GOAL: Reproduce every entry exactly, without alteration.

[Stored items from a collection]

####################

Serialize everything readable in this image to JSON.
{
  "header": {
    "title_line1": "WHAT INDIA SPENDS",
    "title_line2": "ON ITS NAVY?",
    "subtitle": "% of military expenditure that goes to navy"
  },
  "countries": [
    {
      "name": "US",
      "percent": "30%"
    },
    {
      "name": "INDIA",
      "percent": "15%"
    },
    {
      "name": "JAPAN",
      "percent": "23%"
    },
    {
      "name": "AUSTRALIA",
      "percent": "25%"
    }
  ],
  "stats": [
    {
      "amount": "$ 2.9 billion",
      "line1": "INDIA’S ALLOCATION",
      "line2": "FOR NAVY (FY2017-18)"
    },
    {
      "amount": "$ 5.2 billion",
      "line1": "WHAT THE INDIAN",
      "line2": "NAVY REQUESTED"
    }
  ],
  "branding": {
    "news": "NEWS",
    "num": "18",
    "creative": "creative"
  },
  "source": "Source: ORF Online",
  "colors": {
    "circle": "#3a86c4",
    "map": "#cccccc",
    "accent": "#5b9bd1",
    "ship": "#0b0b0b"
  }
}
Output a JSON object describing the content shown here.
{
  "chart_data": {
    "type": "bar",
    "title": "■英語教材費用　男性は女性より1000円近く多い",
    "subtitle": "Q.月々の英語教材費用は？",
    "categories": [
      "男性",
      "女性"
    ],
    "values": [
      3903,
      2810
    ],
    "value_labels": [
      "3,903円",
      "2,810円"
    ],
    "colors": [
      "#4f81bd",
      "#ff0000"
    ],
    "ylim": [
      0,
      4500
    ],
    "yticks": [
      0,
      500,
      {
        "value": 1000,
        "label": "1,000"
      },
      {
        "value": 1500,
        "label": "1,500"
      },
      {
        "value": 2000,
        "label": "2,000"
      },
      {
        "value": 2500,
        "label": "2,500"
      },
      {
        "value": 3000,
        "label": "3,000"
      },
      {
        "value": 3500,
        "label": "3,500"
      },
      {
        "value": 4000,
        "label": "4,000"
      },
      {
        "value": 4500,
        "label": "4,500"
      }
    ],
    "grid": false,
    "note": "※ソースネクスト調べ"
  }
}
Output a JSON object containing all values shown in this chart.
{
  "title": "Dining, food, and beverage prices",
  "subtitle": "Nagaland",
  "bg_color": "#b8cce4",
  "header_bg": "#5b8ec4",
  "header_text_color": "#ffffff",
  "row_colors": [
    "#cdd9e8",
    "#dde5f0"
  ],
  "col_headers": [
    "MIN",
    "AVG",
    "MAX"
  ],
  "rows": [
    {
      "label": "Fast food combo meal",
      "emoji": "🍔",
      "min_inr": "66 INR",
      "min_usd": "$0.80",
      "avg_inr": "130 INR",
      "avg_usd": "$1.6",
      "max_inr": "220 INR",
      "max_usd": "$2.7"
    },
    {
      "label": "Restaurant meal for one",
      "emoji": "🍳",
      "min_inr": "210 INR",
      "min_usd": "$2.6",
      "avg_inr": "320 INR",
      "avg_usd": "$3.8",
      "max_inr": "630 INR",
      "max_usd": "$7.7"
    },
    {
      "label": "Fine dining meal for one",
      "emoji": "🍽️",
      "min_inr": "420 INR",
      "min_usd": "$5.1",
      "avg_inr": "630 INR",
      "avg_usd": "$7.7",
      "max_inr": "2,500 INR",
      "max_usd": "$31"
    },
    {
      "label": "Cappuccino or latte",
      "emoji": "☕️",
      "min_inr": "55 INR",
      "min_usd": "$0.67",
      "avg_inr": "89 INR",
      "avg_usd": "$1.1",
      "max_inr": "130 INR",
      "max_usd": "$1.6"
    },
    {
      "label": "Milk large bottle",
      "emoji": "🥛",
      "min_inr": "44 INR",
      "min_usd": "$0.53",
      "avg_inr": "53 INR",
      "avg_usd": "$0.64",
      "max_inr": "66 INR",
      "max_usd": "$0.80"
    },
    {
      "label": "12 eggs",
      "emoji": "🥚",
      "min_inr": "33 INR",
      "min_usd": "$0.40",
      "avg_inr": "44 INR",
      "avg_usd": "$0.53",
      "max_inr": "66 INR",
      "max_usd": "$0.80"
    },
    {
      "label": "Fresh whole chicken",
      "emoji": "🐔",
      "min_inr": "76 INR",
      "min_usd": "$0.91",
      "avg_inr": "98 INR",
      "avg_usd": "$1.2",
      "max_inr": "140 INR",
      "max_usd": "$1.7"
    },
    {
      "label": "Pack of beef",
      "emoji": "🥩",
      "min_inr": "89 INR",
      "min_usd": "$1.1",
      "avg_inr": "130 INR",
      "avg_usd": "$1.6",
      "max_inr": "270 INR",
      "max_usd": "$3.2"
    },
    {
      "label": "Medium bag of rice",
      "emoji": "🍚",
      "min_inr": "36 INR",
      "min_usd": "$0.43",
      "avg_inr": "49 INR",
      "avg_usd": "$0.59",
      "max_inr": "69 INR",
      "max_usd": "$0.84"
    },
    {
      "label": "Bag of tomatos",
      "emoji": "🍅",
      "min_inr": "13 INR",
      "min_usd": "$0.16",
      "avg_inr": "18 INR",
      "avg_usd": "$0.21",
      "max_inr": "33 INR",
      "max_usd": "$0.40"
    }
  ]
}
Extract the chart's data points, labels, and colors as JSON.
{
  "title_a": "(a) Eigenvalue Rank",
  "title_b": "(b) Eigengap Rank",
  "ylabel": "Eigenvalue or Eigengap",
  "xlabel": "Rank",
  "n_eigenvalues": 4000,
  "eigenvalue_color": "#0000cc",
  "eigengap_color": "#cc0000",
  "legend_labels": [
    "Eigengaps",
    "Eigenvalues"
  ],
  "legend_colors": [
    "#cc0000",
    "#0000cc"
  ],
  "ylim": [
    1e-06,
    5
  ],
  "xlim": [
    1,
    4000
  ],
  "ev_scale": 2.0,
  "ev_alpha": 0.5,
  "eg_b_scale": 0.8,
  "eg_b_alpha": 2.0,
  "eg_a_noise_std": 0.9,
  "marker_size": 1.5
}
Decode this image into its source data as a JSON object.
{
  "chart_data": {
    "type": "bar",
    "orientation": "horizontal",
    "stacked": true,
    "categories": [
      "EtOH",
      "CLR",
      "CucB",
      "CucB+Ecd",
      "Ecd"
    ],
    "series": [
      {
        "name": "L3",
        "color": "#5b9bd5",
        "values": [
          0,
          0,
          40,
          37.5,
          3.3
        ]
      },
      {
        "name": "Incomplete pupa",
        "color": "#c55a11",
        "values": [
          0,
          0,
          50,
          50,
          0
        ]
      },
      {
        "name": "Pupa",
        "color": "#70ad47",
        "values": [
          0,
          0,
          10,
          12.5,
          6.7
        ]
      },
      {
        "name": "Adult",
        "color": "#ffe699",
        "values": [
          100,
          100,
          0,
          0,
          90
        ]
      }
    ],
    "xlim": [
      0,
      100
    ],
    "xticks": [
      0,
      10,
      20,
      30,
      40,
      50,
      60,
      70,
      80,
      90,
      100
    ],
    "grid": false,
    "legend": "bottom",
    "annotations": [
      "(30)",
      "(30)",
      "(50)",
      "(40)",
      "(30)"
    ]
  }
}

####################

WRITTEN RESPONSE:
Serialize everything readable in this image to JSON.
{
  "header": {
    "title_line1": "WHAT INDIA SPENDS",
    "title_line2": "ON ITS NAVY?",
    "subtitle": "% of military expenditure that goes to navy"
  },
  "countries": [
    {
      "name": "US",
      "percent": "30%"
    },
    {
      "name": "INDIA",
      "percent": "15%"
    },
    {
      "name": "JAPAN",
      "percent": "23%"
    },
    {
      "name": "AUSTRALIA",
      "percent": "25%"
    }
  ],
  "stats": [
    {
      "amount": "$ 2.9 billion",
      "line1": "INDIA’S ALLOCATION",
      "line2": "FOR NAVY (FY2017-18)"
    },
    {
      "amount": "$ 5.2 billion",
      "line1": "WHAT THE INDIAN",
      "line2": "NAVY REQUESTED"
    }
  ],
  "branding": {
    "news": "NEWS",
    "num": "18",
    "creative": "creative"
  },
  "source": "Source: ORF Online",
  "colors": {
    "circle": "#3a86c4",
    "map": "#cccccc",
    "accent": "#5b9bd1",
    "ship": "#0b0b0b"
  }
}
Output a JSON object describing the content shown here.
{
  "chart_data": {
    "type": "bar",
    "title": "■英語教材費用　男性は女性より1000円近く多い",
    "subtitle": "Q.月々の英語教材費用は？",
    "categories": [
      "男性",
      "女性"
    ],
    "values": [
      3903,
      2810
    ],
    "value_labels": [
      "3,903円",
      "2,810円"
    ],
    "colors": [
      "#4f81bd",
      "#ff0000"
    ],
    "ylim": [
      0,
      4500
    ],
    "yticks": [
      0,
      500,
      {
        "value": 1000,
        "label": "1,000"
      },
      {
        "value": 1500,
        "label": "1,500"
      },
      {
        "value": 2000,
        "label": "2,000"
      },
      {
        "value": 2500,
        "label": "2,500"
      },
      {
        "value": 3000,
        "label": "3,000"
      },
      {
        "value": 3500,
        "label": "3,500"
      },
      {
        "value": 4000,
        "label": "4,000"
      },
      {
        "value": 4500,
        "label": "4,500"
      }
    ],
    "grid": false,
    "note": "※ソースネクスト調べ"
  }
}
Output a JSON object containing all values shown in this chart.
{
  "title": "Dining, food, and beverage prices",
  "subtitle": "Nagaland",
  "bg_color": "#b8cce4",
  "header_bg": "#5b8ec4",
  "header_text_color": "#ffffff",
  "row_colors": [
    "#cdd9e8",
    "#dde5f0"
  ],
  "col_headers": [
    "MIN",
    "AVG",
    "MAX"
  ],
  "rows": [
    {
      "label": "Fast food combo meal",
      "emoji": "🍔",
      "min_inr": "66 INR",
      "min_usd": "$0.80",
      "avg_inr": "130 INR",
      "avg_usd": "$1.6",
      "max_inr": "220 INR",
      "max_usd": "$2.7"
    },
    {
      "label": "Restaurant meal for one",
      "emoji": "🍳",
      "min_inr": "210 INR",
      "min_usd": "$2.6",
      "avg_inr": "320 INR",
      "avg_usd": "$3.8",
      "max_inr": "630 INR",
      "max_usd": "$7.7"
    },
    {
      "label": "Fine dining meal for one",
      "emoji": "🍽️",
      "min_inr": "420 INR",
      "min_usd": "$5.1",
      "avg_inr": "630 INR",
      "avg_usd": "$7.7",
      "max_inr": "2,500 INR",
      "max_usd": "$31"
    },
    {
      "label": "Cappuccino or latte",
      "emoji": "☕️",
      "min_inr": "55 INR",
      "min_usd": "$0.67",
      "avg_inr": "89 INR",
      "avg_usd": "$1.1",
      "max_inr": "130 INR",
      "max_usd": "$1.6"
    },
    {
      "label": "Milk large bottle",
      "emoji": "🥛",
      "min_inr": "44 INR",
      "min_usd": "$0.53",
      "avg_inr": "53 INR",
      "avg_usd": "$0.64",
      "max_inr": "66 INR",
      "max_usd": "$0.80"
    },
    {
      "label": "12 eggs",
      "emoji": "🥚",
      "min_inr": "33 INR",
      "min_usd": "$0.40",
      "avg_inr": "44 INR",
      "avg_usd": "$0.53",
      "max_inr": "66 INR",
      "max_usd": "$0.80"
    },
    {
      "label": "Fresh whole chicken",
      "emoji": "🐔",
      "min_inr": "76 INR",
      "min_usd": "$0.91",
      "avg_inr": "98 INR",
      "avg_usd": "$1.2",
      "max_inr": "140 INR",
      "max_usd": "$1.7"
    },
    {
      "label": "Pack of beef",
      "emoji": "🥩",
      "min_inr": "89 INR",
      "min_usd": "$1.1",
      "avg_inr": "130 INR",
      "avg_usd": "$1.6",
      "max_inr": "270 INR",
      "max_usd": "$3.2"
    },
    {
      "label": "Medium bag of rice",
      "emoji": "🍚",
      "min_inr": "36 INR",
      "min_usd": "$0.43",
      "avg_inr": "49 INR",
      "avg_usd": "$0.59",
      "max_inr": "69 INR",
      "max_usd": "$0.84"
    },
    {
      "label": "Bag of tomatos",
      "emoji": "🍅",
      "min_inr": "13 INR",
      "min_usd": "$0.16",
      "avg_inr": "18 INR",
      "avg_usd": "$0.21",
      "max_inr": "33 INR",
      "max_usd": "$0.40"
    }
  ]
}
Extract the chart's data points, labels, and colors as JSON.
{
  "title_a": "(a) Eigenvalue Rank",
  "title_b": "(b) Eigengap Rank",
  "ylabel": "Eigenvalue or Eigengap",
  "xlabel": "Rank",
  "n_eigenvalues": 4000,
  "eigenvalue_color": "#0000cc",
  "eigengap_color": "#cc0000",
  "legend_labels": [
    "Eigengaps",
    "Eigenvalues"
  ],
  "legend_colors": [
    "#cc0000",
    "#0000cc"
  ],
  "ylim": [
    1e-06,
    5
  ],
  "xlim": [
    1,
    4000
  ],
  "ev_scale": 2.0,
  "ev_alpha": 0.5,
  "eg_b_scale": 0.8,
  "eg_b_alpha": 2.0,
  "eg_a_noise_std": 0.9,
  "marker_size": 1.5
}
Decode this image into its source data as a JSON object.
{
  "chart_data": {
    "type": "bar",
    "orientation": "horizontal",
    "stacked": true,
    "categories": [
      "EtOH",
      "CLR",
      "CucB",
      "CucB+Ecd",
      "Ecd"
    ],
    "series": [
      {
        "name": "L3",
        "color": "#5b9bd5",
        "values": [
          0,
          0,
          40,
          37.5,
          3.3
        ]
      },
      {
        "name": "Incomplete pupa",
        "color": "#c55a11",
        "values": [
          0,
          0,
          50,
          50,
          0
        ]
      },
      {
        "name": "Pupa",
        "color": "#70ad47",
        "values": [
          0,
          0,
          10,
          12.5,
          6.7
        ]
      },
      {
        "name": "Adult",
        "color": "#ffe699",
        "values": [
          100,
          100,
          0,
          0,
          90
        ]
      }
    ],
    "xlim": [
      0,
      100
    ],
    "xticks": [
      0,
      10,
      20,
      30,
      40,
      50,
      60,
      70,
      80,
      90,
      100
    ],
    "grid": false,
    "legend": "bottom",
    "annotations": [
      "(30)",
      "(30)",
      "(50)",
      "(40)",
      "(30)"
    ]
  }
}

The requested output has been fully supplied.